▸ Text shown
——

Lavon Lake is a freshwater reservoir located in southeast Collin County, Texas, on the East Fork of the Trinity River near Wylie, off State Highway 78. It is commonly called Lake Lavon for commercial and recreational purposes, but Lavon Lake is its official name according to the U.S. Army Corps of Engineers. It was originally called Lavon Reservoir.

==Statistics==
- Length: 9540 ft
- Maximum depth: 38 ft
- Surface area: 21400 acre
- Conversion storage capacity: 275000 acre.ft
- Conservation pool elevation: 492 ft msl
- Spillway level: 503.5 ft
- Shoreline length: 121 mi
- Wildlife management area: 6,500 acres
- Date impounded: September 14, 1953
- Owned by: United States government (North Texas Municipal Water District, the local cooperative agency, has rights to 100000 acre.ft of water in the conservation pool of the lake)
- Operated by: U.S. Army Corps of Engineers

In addition to flood control and recreation, the lake serves as a water source for hundreds of thousands of North Texas residents. Lavon Lake is a part of the North Texas Municipal Water District system.

——

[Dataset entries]
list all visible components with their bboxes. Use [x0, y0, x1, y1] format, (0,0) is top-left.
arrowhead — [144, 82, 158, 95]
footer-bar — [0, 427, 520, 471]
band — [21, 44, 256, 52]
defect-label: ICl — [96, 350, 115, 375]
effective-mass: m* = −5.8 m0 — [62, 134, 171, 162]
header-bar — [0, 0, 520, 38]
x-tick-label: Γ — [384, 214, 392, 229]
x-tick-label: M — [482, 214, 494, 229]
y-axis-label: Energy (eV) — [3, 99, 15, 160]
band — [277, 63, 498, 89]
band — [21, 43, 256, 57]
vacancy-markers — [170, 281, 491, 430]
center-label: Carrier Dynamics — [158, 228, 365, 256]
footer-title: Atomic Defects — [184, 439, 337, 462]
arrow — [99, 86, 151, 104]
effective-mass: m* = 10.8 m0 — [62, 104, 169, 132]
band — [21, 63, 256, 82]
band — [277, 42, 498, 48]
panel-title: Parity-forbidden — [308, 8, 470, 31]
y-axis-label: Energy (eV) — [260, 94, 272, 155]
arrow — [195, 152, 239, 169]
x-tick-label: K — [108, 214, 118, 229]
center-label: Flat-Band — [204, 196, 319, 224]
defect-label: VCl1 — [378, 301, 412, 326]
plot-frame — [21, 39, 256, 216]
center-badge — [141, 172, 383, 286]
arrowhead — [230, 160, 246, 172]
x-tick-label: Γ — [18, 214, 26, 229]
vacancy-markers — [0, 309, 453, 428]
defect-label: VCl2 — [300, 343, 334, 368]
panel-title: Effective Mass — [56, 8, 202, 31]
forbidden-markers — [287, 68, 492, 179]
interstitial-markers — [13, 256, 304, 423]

——

▸ Exercise
According to the text about Lavon Lake, what was the lake originally called?

▸ Problem solution
Lavon Reservoir